-- Set problem --
Restate the data below word for word. Skip any images it contains.

-- Exercise inputs --

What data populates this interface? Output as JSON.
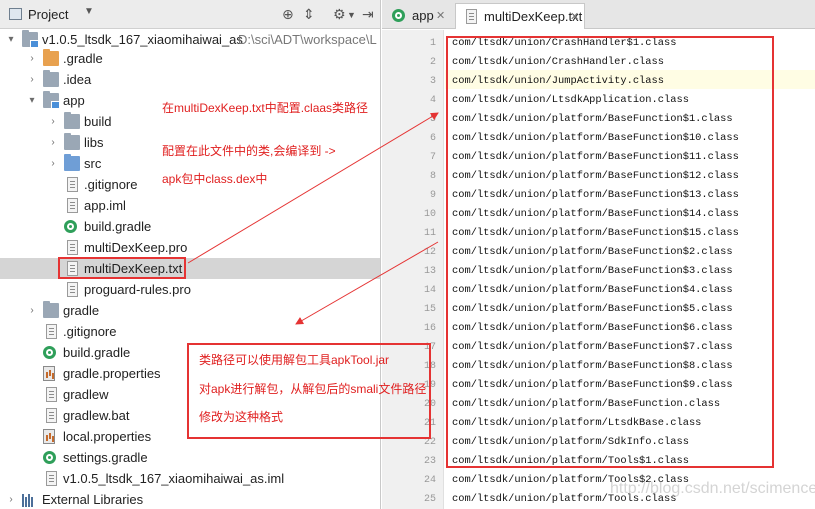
{
  "project_panel": {
    "title": "Project",
    "root_path": "D:\\sci\\ADT\\workspace\\L",
    "tree": [
      {
        "label": "v1.0.5_ltsdk_167_xiaomihaiwai_as",
        "icon": "module-folder-icon"
      },
      {
        "label": ".gradle",
        "icon": "folder-icon"
      },
      {
        "label": ".idea",
        "icon": "folder-icon"
      },
      {
        "label": "app",
        "icon": "module-folder-icon"
      },
      {
        "label": "build",
        "icon": "folder-icon"
      },
      {
        "label": "libs",
        "icon": "folder-icon"
      },
      {
        "label": "src",
        "icon": "folder-icon"
      },
      {
        "label": ".gitignore",
        "icon": "file-icon"
      },
      {
        "label": "app.iml",
        "icon": "file-icon"
      },
      {
        "label": "build.gradle",
        "icon": "gradle-icon"
      },
      {
        "label": "multiDexKeep.pro",
        "icon": "file-icon"
      },
      {
        "label": "multiDexKeep.txt",
        "icon": "file-icon"
      },
      {
        "label": "proguard-rules.pro",
        "icon": "file-icon"
      },
      {
        "label": "gradle",
        "icon": "folder-icon"
      },
      {
        "label": ".gitignore",
        "icon": "file-icon"
      },
      {
        "label": "build.gradle",
        "icon": "gradle-icon"
      },
      {
        "label": "gradle.properties",
        "icon": "properties-icon"
      },
      {
        "label": "gradlew",
        "icon": "file-icon"
      },
      {
        "label": "gradlew.bat",
        "icon": "file-icon"
      },
      {
        "label": "local.properties",
        "icon": "properties-icon"
      },
      {
        "label": "settings.gradle",
        "icon": "gradle-icon"
      },
      {
        "label": "v1.0.5_ltsdk_167_xiaomihaiwai_as.iml",
        "icon": "file-icon"
      },
      {
        "label": "External Libraries",
        "icon": "libraries-icon"
      }
    ]
  },
  "editor": {
    "tabs": [
      {
        "label": "app"
      },
      {
        "label": "multiDexKeep.txt"
      }
    ],
    "lines": [
      {
        "n": "1",
        "text": "com/ltsdk/union/CrashHandler$1.class"
      },
      {
        "n": "2",
        "text": "com/ltsdk/union/CrashHandler.class"
      },
      {
        "n": "3",
        "text": "com/ltsdk/union/JumpActivity.class"
      },
      {
        "n": "4",
        "text": "com/ltsdk/union/LtsdkApplication.class"
      },
      {
        "n": "5",
        "text": "com/ltsdk/union/platform/BaseFunction$1.class"
      },
      {
        "n": "6",
        "text": "com/ltsdk/union/platform/BaseFunction$10.class"
      },
      {
        "n": "7",
        "text": "com/ltsdk/union/platform/BaseFunction$11.class"
      },
      {
        "n": "8",
        "text": "com/ltsdk/union/platform/BaseFunction$12.class"
      },
      {
        "n": "9",
        "text": "com/ltsdk/union/platform/BaseFunction$13.class"
      },
      {
        "n": "10",
        "text": "com/ltsdk/union/platform/BaseFunction$14.class"
      },
      {
        "n": "11",
        "text": "com/ltsdk/union/platform/BaseFunction$15.class"
      },
      {
        "n": "12",
        "text": "com/ltsdk/union/platform/BaseFunction$2.class"
      },
      {
        "n": "13",
        "text": "com/ltsdk/union/platform/BaseFunction$3.class"
      },
      {
        "n": "14",
        "text": "com/ltsdk/union/platform/BaseFunction$4.class"
      },
      {
        "n": "15",
        "text": "com/ltsdk/union/platform/BaseFunction$5.class"
      },
      {
        "n": "16",
        "text": "com/ltsdk/union/platform/BaseFunction$6.class"
      },
      {
        "n": "17",
        "text": "com/ltsdk/union/platform/BaseFunction$7.class"
      },
      {
        "n": "18",
        "text": "com/ltsdk/union/platform/BaseFunction$8.class"
      },
      {
        "n": "19",
        "text": "com/ltsdk/union/platform/BaseFunction$9.class"
      },
      {
        "n": "20",
        "text": "com/ltsdk/union/platform/BaseFunction.class"
      },
      {
        "n": "21",
        "text": "com/ltsdk/union/platform/LtsdkBase.class"
      },
      {
        "n": "22",
        "text": "com/ltsdk/union/platform/SdkInfo.class"
      },
      {
        "n": "23",
        "text": "com/ltsdk/union/platform/Tools$1.class"
      },
      {
        "n": "24",
        "text": "com/ltsdk/union/platform/Tools$2.class"
      },
      {
        "n": "25",
        "text": "com/ltsdk/union/platform/Tools.class"
      }
    ]
  },
  "annotations": {
    "note1_line1": "在multiDexKeep.txt中配置.claas类路径",
    "note1_line2": "配置在此文件中的类,会编译到   ->",
    "note1_line3": "apk包中class.dex中",
    "note2_line1": "类路径可以使用解包工具apkTool.jar",
    "note2_line2": "对apk进行解包，从解包后的smali文件路径",
    "note2_line3": "修改为这种格式",
    "color": "#e02020"
  },
  "watermark": "http://blog.csdn.net/scimence"
}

-- Finished exercise --
What data populates this interface? Output as JSON.
{
  "project_panel": {
    "title": "Project",
    "root_path": "D:\\sci\\ADT\\workspace\\L",
    "tree": [
      {
        "label": "v1.0.5_ltsdk_167_xiaomihaiwai_as",
        "icon": "module-folder-icon"
      },
      {
        "label": ".gradle",
        "icon": "folder-icon"
      },
      {
        "label": ".idea",
        "icon": "folder-icon"
      },
      {
        "label": "app",
        "icon": "module-folder-icon"
      },
      {
        "label": "build",
        "icon": "folder-icon"
      },
      {
        "label": "libs",
        "icon": "folder-icon"
      },
      {
        "label": "src",
        "icon": "folder-icon"
      },
      {
        "label": ".gitignore",
        "icon": "file-icon"
      },
      {
        "label": "app.iml",
        "icon": "file-icon"
      },
      {
        "label": "build.gradle",
        "icon": "gradle-icon"
      },
      {
        "label": "multiDexKeep.pro",
        "icon": "file-icon"
      },
      {
        "label": "multiDexKeep.txt",
        "icon": "file-icon"
      },
      {
        "label": "proguard-rules.pro",
        "icon": "file-icon"
      },
      {
        "label": "gradle",
        "icon": "folder-icon"
      },
      {
        "label": ".gitignore",
        "icon": "file-icon"
      },
      {
        "label": "build.gradle",
        "icon": "gradle-icon"
      },
      {
        "label": "gradle.properties",
        "icon": "properties-icon"
      },
      {
        "label": "gradlew",
        "icon": "file-icon"
      },
      {
        "label": "gradlew.bat",
        "icon": "file-icon"
      },
      {
        "label": "local.properties",
        "icon": "properties-icon"
      },
      {
        "label": "settings.gradle",
        "icon": "gradle-icon"
      },
      {
        "label": "v1.0.5_ltsdk_167_xiaomihaiwai_as.iml",
        "icon": "file-icon"
      },
      {
        "label": "External Libraries",
        "icon": "libraries-icon"
      }
    ]
  },
  "editor": {
    "tabs": [
      {
        "label": "app"
      },
      {
        "label": "multiDexKeep.txt"
      }
    ],
    "lines": [
      {
        "n": "1",
        "text": "com/ltsdk/union/CrashHandler$1.class"
      },
      {
        "n": "2",
        "text": "com/ltsdk/union/CrashHandler.class"
      },
      {
        "n": "3",
        "text": "com/ltsdk/union/JumpActivity.class"
      },
      {
        "n": "4",
        "text": "com/ltsdk/union/LtsdkApplication.class"
      },
      {
        "n": "5",
        "text": "com/ltsdk/union/platform/BaseFunction$1.class"
      },
      {
        "n": "6",
        "text": "com/ltsdk/union/platform/BaseFunction$10.class"
      },
      {
        "n": "7",
        "text": "com/ltsdk/union/platform/BaseFunction$11.class"
      },
      {
        "n": "8",
        "text": "com/ltsdk/union/platform/BaseFunction$12.class"
      },
      {
        "n": "9",
        "text": "com/ltsdk/union/platform/BaseFunction$13.class"
      },
      {
        "n": "10",
        "text": "com/ltsdk/union/platform/BaseFunction$14.class"
      },
      {
        "n": "11",
        "text": "com/ltsdk/union/platform/BaseFunction$15.class"
      },
      {
        "n": "12",
        "text": "com/ltsdk/union/platform/BaseFunction$2.class"
      },
      {
        "n": "13",
        "text": "com/ltsdk/union/platform/BaseFunction$3.class"
      },
      {
        "n": "14",
        "text": "com/ltsdk/union/platform/BaseFunction$4.class"
      },
      {
        "n": "15",
        "text": "com/ltsdk/union/platform/BaseFunction$5.class"
      },
      {
        "n": "16",
        "text": "com/ltsdk/union/platform/BaseFunction$6.class"
      },
      {
        "n": "17",
        "text": "com/ltsdk/union/platform/BaseFunction$7.class"
      },
      {
        "n": "18",
        "text": "com/ltsdk/union/platform/BaseFunction$8.class"
      },
      {
        "n": "19",
        "text": "com/ltsdk/union/platform/BaseFunction$9.class"
      },
      {
        "n": "20",
        "text": "com/ltsdk/union/platform/BaseFunction.class"
      },
      {
        "n": "21",
        "text": "com/ltsdk/union/platform/LtsdkBase.class"
      },
      {
        "n": "22",
        "text": "com/ltsdk/union/platform/SdkInfo.class"
      },
      {
        "n": "23",
        "text": "com/ltsdk/union/platform/Tools$1.class"
      },
      {
        "n": "24",
        "text": "com/ltsdk/union/platform/Tools$2.class"
      },
      {
        "n": "25",
        "text": "com/ltsdk/union/platform/Tools.class"
      }
    ]
  },
  "annotations": {
    "note1_line1": "在multiDexKeep.txt中配置.claas类路径",
    "note1_line2": "配置在此文件中的类,会编译到   ->",
    "note1_line3": "apk包中class.dex中",
    "note2_line1": "类路径可以使用解包工具apkTool.jar",
    "note2_line2": "对apk进行解包，从解包后的smali文件路径",
    "note2_line3": "修改为这种格式",
    "color": "#e02020"
  },
  "watermark": "http://blog.csdn.net/scimence"
}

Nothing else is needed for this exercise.